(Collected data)
▼
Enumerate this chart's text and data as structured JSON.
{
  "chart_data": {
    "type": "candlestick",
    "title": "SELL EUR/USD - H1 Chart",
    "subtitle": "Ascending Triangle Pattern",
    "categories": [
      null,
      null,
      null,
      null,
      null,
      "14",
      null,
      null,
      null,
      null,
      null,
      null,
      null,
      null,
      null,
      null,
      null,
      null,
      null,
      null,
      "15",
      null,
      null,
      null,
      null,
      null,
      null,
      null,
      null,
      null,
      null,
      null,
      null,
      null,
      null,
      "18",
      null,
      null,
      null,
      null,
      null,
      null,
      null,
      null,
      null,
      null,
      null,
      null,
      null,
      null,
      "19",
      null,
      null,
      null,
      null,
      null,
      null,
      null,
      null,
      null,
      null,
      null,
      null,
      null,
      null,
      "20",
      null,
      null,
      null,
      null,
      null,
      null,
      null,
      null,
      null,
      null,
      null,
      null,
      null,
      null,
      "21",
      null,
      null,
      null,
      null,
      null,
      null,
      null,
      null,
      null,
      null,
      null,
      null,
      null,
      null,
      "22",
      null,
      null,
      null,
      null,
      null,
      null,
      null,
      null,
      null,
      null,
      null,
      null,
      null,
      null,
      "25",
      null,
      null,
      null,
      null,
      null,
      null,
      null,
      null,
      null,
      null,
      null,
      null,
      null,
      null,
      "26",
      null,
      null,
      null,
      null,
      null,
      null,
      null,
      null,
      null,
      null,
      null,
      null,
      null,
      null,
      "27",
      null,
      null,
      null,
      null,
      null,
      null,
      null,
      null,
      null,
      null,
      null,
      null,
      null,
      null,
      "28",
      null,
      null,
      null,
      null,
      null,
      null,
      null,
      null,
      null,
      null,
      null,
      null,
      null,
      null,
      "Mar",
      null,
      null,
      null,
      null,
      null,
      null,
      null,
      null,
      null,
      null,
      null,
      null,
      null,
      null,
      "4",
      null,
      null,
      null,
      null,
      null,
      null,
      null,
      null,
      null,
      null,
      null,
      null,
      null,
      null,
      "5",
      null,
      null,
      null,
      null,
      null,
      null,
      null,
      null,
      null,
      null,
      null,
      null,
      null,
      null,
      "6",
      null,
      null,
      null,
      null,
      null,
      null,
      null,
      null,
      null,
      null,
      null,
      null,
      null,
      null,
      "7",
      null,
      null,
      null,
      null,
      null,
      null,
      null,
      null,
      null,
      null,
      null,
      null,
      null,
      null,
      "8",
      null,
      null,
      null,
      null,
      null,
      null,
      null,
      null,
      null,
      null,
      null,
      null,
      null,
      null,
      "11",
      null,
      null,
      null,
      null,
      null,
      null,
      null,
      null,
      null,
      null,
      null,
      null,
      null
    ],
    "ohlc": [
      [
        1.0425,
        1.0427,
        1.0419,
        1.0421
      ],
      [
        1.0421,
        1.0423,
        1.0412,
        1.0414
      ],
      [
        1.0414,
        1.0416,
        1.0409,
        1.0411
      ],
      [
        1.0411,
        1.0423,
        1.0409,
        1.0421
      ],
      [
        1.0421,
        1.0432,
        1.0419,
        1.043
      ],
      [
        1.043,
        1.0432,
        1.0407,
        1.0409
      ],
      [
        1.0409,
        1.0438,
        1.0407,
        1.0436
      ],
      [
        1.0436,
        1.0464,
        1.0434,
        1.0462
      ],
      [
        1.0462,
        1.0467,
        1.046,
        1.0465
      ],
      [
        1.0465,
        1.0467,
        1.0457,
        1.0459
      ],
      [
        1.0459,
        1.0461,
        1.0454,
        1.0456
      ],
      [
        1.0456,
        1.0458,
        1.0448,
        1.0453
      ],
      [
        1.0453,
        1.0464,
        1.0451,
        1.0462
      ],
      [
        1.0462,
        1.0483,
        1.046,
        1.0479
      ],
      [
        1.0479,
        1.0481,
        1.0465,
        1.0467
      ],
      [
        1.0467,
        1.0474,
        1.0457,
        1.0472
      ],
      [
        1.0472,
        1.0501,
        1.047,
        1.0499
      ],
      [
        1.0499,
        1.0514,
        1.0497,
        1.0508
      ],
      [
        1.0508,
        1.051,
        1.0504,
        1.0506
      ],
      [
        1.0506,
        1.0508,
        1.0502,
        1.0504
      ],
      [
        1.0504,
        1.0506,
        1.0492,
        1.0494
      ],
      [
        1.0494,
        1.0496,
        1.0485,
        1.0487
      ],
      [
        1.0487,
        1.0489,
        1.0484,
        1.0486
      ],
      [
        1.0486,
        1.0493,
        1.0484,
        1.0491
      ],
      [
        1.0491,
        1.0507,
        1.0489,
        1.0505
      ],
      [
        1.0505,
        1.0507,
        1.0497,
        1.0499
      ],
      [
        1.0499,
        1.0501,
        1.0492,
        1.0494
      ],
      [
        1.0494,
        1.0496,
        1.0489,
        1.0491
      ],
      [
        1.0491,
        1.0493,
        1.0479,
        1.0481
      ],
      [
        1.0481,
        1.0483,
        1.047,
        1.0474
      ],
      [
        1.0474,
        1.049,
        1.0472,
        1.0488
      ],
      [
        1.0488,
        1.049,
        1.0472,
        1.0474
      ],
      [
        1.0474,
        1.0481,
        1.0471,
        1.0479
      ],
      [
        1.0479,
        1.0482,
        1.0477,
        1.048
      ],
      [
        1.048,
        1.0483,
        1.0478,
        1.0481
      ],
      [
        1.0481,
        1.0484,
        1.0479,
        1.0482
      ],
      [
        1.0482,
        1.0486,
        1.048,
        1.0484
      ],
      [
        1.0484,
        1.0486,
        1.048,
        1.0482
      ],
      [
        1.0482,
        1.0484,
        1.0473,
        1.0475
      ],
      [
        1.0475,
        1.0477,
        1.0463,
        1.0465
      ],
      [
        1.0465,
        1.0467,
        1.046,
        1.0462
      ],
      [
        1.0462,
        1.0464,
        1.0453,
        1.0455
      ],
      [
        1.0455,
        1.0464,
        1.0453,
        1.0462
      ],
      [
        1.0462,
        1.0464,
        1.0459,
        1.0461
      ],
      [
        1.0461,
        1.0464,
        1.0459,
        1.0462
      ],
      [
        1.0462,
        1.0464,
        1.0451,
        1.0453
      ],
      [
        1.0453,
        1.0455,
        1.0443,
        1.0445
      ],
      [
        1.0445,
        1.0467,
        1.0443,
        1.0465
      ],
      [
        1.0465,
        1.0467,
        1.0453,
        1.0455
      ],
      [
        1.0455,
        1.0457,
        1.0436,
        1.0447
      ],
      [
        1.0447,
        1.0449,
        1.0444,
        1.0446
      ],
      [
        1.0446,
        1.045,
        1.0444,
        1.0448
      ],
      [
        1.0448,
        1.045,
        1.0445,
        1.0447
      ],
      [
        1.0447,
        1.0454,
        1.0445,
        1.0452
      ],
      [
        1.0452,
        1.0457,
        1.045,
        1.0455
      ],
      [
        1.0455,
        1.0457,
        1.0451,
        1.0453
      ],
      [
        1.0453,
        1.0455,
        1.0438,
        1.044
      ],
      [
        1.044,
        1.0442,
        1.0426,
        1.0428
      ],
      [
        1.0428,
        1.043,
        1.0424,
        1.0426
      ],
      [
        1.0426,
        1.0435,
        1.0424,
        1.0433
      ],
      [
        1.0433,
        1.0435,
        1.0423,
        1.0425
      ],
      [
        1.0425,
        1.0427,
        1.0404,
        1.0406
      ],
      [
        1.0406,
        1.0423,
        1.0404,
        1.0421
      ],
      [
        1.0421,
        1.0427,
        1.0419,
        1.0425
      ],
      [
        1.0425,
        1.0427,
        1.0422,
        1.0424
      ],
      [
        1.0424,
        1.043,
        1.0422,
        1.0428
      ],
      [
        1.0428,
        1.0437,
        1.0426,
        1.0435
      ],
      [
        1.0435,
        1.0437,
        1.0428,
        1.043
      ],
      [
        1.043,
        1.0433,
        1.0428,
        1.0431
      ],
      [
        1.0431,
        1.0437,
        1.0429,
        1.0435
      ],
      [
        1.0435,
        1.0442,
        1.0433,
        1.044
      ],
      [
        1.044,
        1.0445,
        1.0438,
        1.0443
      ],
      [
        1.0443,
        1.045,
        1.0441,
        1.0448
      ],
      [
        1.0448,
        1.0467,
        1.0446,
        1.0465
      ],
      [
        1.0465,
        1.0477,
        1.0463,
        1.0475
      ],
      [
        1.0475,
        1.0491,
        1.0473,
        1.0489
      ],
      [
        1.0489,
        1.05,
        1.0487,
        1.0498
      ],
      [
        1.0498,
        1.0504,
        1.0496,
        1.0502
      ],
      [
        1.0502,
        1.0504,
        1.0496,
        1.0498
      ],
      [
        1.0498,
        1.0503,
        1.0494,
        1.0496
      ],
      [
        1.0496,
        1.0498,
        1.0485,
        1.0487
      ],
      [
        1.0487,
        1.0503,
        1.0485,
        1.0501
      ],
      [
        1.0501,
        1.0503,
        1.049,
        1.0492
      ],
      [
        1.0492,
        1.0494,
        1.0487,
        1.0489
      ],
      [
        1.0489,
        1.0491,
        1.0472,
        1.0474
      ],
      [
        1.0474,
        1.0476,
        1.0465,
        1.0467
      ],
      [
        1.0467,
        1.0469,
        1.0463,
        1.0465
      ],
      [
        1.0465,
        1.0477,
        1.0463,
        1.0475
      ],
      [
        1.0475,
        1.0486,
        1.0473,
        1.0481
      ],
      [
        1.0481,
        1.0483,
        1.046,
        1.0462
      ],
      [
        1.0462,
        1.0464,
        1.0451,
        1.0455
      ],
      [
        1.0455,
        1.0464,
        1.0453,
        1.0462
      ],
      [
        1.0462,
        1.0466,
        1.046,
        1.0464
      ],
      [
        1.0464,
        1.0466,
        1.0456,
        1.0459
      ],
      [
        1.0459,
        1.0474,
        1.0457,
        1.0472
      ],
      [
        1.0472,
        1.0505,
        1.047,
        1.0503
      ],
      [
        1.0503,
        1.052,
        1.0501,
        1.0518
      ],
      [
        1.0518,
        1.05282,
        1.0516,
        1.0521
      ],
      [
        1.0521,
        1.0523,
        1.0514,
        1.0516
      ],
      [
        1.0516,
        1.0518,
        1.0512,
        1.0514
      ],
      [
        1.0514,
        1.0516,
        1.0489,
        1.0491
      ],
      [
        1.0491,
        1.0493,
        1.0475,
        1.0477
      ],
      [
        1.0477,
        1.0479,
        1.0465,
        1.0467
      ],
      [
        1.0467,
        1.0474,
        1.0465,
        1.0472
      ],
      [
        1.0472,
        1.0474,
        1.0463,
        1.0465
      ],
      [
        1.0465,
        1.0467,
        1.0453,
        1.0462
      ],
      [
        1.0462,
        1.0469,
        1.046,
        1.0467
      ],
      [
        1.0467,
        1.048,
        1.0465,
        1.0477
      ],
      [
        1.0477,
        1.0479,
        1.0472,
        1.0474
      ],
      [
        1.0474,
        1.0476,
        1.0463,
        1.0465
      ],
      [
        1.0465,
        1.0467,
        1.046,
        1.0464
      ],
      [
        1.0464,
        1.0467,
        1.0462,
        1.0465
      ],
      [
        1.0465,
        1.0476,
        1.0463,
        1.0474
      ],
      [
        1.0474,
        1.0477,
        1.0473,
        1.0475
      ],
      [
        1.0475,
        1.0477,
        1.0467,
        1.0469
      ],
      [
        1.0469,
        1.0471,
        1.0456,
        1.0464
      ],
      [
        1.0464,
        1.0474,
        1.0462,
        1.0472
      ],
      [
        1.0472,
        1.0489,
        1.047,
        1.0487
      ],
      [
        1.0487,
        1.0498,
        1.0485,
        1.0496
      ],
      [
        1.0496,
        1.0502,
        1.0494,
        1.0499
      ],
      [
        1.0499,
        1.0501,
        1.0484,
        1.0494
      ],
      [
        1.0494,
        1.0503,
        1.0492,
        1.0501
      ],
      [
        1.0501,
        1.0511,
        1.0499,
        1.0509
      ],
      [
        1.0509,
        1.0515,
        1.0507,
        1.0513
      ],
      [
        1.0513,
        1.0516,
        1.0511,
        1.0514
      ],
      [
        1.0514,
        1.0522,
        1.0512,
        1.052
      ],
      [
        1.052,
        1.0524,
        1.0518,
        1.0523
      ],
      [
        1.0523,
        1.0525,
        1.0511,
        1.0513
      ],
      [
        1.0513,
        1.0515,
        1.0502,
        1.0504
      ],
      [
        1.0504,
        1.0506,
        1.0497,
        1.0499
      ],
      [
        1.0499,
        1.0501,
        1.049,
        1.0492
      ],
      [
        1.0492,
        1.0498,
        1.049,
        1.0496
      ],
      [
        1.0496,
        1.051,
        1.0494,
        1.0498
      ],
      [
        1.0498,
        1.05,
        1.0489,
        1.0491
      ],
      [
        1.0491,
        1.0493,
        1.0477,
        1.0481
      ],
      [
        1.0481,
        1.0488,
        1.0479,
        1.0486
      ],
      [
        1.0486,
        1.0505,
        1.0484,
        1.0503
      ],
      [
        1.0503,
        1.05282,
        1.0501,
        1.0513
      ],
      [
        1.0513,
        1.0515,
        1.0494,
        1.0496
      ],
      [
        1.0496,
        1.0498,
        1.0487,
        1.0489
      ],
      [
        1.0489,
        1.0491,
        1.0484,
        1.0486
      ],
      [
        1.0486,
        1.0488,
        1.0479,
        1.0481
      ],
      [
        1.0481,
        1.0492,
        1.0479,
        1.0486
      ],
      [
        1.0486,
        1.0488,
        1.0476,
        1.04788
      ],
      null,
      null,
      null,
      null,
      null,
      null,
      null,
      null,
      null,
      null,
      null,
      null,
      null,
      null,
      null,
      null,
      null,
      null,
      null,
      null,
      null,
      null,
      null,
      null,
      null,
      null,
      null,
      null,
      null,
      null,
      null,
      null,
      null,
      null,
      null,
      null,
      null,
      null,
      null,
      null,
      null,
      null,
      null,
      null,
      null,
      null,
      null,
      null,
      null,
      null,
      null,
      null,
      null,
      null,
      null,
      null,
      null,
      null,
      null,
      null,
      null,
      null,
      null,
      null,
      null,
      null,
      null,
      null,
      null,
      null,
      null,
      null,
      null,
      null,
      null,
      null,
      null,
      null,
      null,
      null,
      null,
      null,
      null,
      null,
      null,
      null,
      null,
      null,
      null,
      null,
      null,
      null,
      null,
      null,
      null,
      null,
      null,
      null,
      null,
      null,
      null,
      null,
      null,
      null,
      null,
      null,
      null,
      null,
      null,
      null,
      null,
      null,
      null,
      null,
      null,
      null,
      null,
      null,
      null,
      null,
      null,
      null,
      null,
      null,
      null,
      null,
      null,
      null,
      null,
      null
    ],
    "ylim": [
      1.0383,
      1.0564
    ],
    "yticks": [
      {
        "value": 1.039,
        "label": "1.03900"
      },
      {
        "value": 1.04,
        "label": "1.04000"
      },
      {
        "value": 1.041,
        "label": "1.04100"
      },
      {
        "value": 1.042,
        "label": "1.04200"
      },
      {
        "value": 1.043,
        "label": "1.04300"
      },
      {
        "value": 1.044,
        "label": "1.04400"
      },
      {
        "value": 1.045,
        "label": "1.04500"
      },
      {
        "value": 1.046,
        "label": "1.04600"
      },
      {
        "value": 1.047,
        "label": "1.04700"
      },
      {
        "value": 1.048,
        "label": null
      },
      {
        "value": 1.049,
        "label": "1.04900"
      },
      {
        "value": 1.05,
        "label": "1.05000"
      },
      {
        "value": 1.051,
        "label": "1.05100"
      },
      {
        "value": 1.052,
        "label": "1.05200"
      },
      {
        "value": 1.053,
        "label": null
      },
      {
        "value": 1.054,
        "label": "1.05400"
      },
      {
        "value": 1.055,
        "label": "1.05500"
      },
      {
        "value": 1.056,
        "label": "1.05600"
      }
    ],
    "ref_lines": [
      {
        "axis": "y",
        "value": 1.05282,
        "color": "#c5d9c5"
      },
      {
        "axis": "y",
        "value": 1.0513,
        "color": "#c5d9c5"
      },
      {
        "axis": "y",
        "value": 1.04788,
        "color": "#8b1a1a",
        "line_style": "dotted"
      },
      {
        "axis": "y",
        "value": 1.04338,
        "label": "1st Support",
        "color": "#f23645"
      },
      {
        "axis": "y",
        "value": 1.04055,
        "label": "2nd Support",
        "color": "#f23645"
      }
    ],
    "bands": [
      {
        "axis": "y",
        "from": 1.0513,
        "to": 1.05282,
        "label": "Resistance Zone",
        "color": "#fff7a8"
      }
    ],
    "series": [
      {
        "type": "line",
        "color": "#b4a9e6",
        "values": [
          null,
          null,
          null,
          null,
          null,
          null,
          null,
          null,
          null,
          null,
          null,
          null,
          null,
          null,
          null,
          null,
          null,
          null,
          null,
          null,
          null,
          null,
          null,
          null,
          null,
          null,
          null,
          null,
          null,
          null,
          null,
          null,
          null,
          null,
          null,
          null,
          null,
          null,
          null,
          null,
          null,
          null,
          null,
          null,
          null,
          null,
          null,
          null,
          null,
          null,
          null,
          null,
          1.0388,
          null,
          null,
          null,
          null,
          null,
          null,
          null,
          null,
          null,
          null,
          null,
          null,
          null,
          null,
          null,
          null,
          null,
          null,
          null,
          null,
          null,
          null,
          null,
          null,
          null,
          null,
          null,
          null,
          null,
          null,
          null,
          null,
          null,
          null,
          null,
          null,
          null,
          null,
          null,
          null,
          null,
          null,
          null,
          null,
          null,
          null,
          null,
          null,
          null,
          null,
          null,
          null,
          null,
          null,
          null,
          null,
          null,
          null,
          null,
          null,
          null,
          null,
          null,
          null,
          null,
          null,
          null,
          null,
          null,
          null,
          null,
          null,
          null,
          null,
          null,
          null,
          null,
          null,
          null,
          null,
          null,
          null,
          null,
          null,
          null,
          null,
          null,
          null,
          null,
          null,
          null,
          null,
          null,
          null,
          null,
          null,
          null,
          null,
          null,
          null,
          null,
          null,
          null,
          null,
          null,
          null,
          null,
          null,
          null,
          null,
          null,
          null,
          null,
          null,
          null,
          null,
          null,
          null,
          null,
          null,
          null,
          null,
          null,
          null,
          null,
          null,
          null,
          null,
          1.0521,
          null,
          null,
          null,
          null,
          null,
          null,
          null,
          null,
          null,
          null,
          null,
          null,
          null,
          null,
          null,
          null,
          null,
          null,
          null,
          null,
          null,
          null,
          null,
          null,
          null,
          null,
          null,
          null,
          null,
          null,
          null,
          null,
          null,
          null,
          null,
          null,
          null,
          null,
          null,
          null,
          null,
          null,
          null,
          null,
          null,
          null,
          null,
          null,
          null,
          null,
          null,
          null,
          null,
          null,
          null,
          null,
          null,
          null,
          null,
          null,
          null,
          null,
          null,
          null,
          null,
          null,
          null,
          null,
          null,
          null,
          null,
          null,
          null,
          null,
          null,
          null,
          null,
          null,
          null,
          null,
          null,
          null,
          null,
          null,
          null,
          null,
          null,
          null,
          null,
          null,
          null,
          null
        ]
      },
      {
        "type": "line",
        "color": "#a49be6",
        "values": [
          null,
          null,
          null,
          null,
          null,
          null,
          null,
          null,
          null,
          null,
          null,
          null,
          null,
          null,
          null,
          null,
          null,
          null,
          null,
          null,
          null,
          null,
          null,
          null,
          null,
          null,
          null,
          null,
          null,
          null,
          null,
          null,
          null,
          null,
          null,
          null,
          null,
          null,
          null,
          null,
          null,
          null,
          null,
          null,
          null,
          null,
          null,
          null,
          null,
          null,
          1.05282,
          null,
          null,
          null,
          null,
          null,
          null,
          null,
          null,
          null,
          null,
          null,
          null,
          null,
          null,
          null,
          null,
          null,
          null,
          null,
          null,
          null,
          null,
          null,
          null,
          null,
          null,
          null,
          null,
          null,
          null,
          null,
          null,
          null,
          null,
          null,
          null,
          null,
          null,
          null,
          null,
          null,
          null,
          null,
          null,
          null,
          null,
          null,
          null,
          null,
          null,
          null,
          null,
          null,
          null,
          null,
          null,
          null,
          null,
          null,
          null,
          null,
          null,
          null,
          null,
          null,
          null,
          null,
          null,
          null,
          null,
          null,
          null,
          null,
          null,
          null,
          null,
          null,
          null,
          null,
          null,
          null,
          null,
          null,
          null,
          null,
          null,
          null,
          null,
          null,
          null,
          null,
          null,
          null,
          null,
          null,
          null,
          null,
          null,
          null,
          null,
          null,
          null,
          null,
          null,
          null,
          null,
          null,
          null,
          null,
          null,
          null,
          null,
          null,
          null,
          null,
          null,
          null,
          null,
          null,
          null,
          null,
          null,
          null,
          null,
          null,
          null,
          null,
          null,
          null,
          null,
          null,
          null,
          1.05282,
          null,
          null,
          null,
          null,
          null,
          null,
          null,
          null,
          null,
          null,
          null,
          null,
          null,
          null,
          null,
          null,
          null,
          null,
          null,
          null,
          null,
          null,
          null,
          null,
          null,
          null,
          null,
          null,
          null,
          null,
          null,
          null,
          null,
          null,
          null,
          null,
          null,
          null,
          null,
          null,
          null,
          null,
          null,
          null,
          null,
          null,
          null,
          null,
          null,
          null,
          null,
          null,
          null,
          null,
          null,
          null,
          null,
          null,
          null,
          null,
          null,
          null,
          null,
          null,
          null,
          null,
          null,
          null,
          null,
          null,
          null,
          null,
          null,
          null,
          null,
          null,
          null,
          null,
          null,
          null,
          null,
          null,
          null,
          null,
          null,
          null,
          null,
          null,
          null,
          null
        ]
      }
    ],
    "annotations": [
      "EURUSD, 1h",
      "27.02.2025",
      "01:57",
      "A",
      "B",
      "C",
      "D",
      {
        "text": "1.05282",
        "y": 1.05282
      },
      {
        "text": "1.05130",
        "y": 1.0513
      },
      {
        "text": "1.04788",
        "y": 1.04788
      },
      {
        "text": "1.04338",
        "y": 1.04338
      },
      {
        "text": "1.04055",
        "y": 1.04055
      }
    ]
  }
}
▲
» **TASK GOAL**: From the listing above, collect every line that mentions the word "Support".

» **TASK SOLUTION**:
        "label": "1st Support",
        "label": "2nd Support",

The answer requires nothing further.